# STATED GOAL:
From the entries that follow, gather each line holding the word "Discovery".

Stored data entries:
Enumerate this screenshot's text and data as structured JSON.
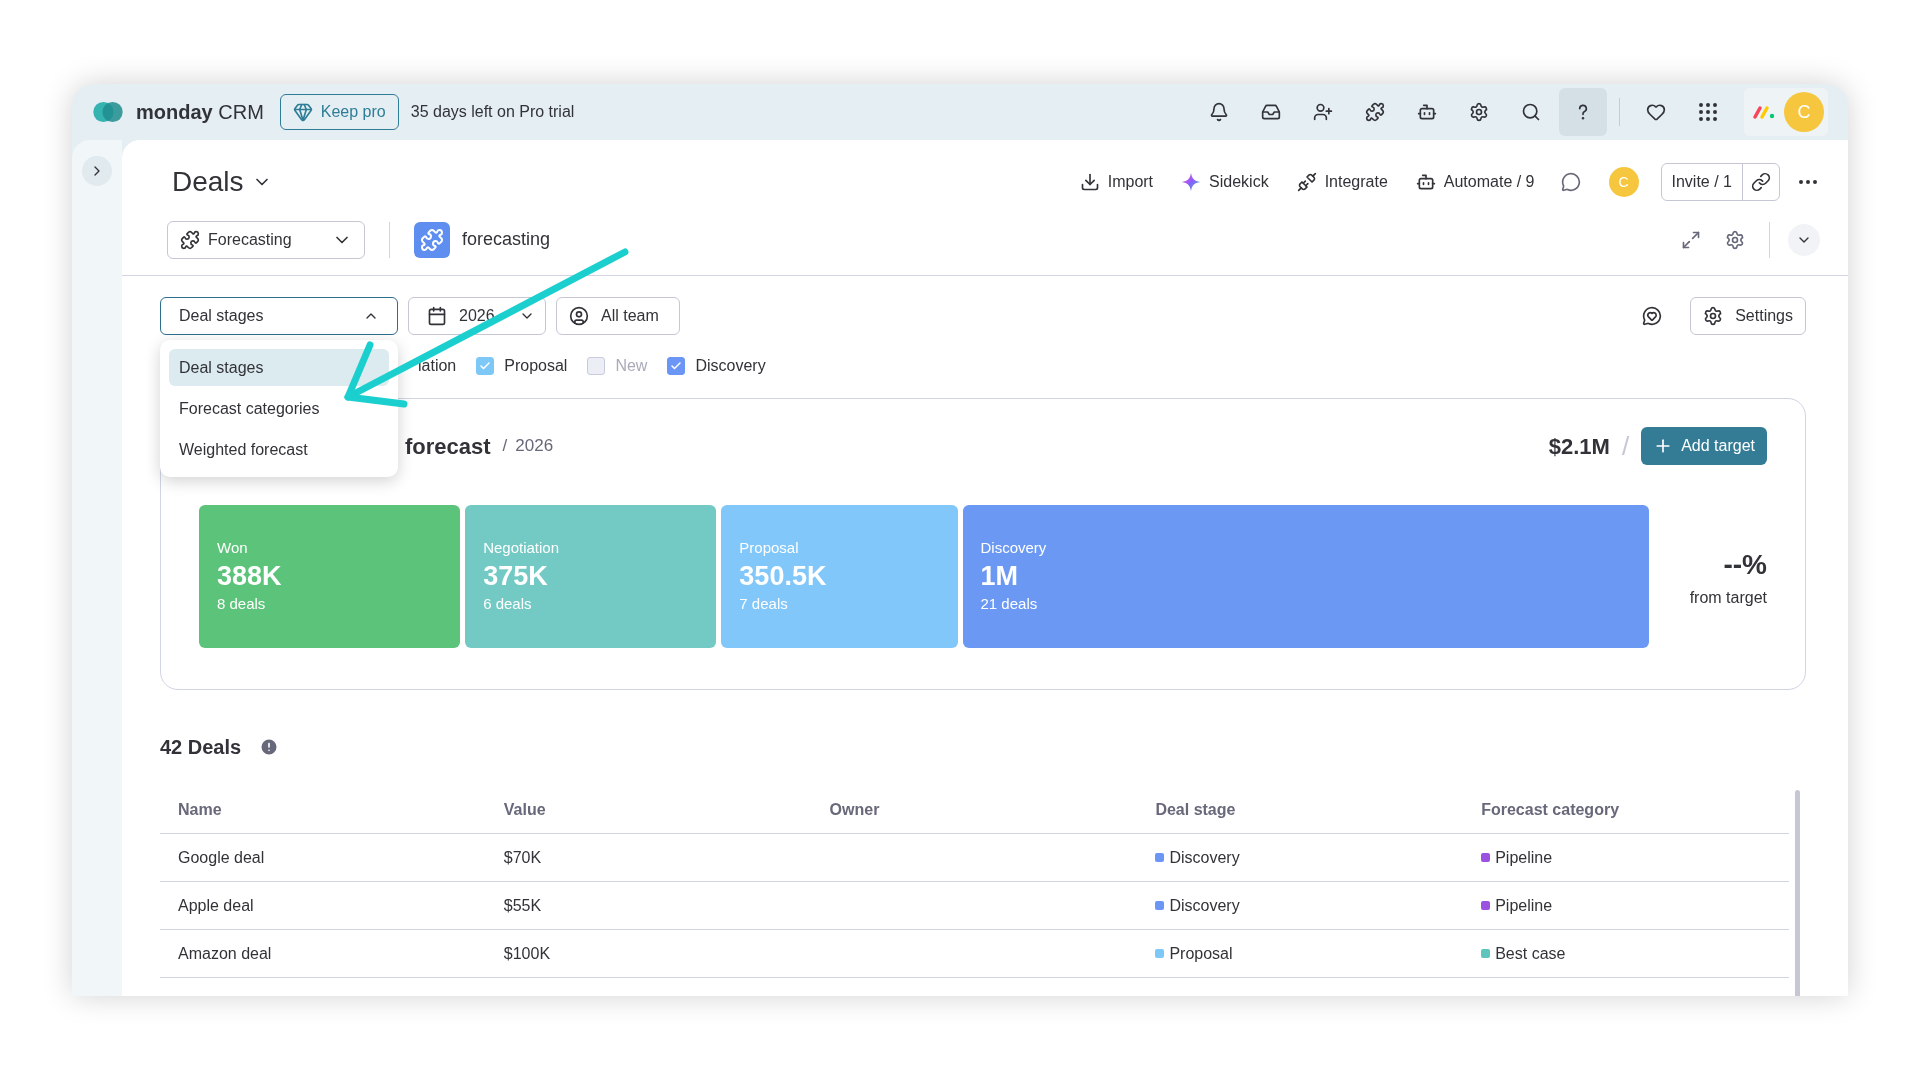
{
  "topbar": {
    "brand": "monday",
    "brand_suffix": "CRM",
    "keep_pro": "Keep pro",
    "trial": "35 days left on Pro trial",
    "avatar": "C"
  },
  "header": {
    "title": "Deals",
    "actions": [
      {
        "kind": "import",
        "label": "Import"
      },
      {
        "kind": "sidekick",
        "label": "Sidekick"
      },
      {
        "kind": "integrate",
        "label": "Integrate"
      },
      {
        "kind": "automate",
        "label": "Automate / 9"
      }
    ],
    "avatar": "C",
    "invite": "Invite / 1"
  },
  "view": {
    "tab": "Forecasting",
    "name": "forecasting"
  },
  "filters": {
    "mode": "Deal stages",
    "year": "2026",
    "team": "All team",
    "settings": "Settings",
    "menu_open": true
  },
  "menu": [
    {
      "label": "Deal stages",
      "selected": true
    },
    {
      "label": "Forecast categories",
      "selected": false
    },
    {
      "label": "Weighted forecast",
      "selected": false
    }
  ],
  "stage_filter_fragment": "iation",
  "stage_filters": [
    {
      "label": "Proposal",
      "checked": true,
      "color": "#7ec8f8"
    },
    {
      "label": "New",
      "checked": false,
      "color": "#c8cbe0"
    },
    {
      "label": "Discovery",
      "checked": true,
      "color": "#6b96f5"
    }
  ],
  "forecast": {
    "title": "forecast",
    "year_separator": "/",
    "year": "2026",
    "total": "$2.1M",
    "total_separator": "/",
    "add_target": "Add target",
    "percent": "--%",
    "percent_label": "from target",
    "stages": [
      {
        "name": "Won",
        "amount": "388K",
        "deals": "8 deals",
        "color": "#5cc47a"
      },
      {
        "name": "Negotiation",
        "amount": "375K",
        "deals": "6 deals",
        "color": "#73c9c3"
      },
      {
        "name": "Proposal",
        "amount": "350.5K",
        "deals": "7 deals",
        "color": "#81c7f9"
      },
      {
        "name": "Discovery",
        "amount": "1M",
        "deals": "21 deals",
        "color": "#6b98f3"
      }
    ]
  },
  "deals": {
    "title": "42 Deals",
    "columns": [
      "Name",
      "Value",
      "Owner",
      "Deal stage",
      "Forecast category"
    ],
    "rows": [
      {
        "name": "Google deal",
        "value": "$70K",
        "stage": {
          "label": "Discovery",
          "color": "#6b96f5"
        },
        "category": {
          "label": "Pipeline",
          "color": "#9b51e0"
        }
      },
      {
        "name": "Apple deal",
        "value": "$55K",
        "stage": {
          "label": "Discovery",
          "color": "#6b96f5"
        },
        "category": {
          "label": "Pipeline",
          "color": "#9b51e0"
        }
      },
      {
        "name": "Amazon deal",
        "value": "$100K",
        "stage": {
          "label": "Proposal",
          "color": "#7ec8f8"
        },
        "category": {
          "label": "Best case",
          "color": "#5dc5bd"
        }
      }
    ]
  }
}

# FULL OUTPUT:
      "label": "Discovery",
        "name": "Discovery",
          "label": "Discovery",
          "label": "Discovery",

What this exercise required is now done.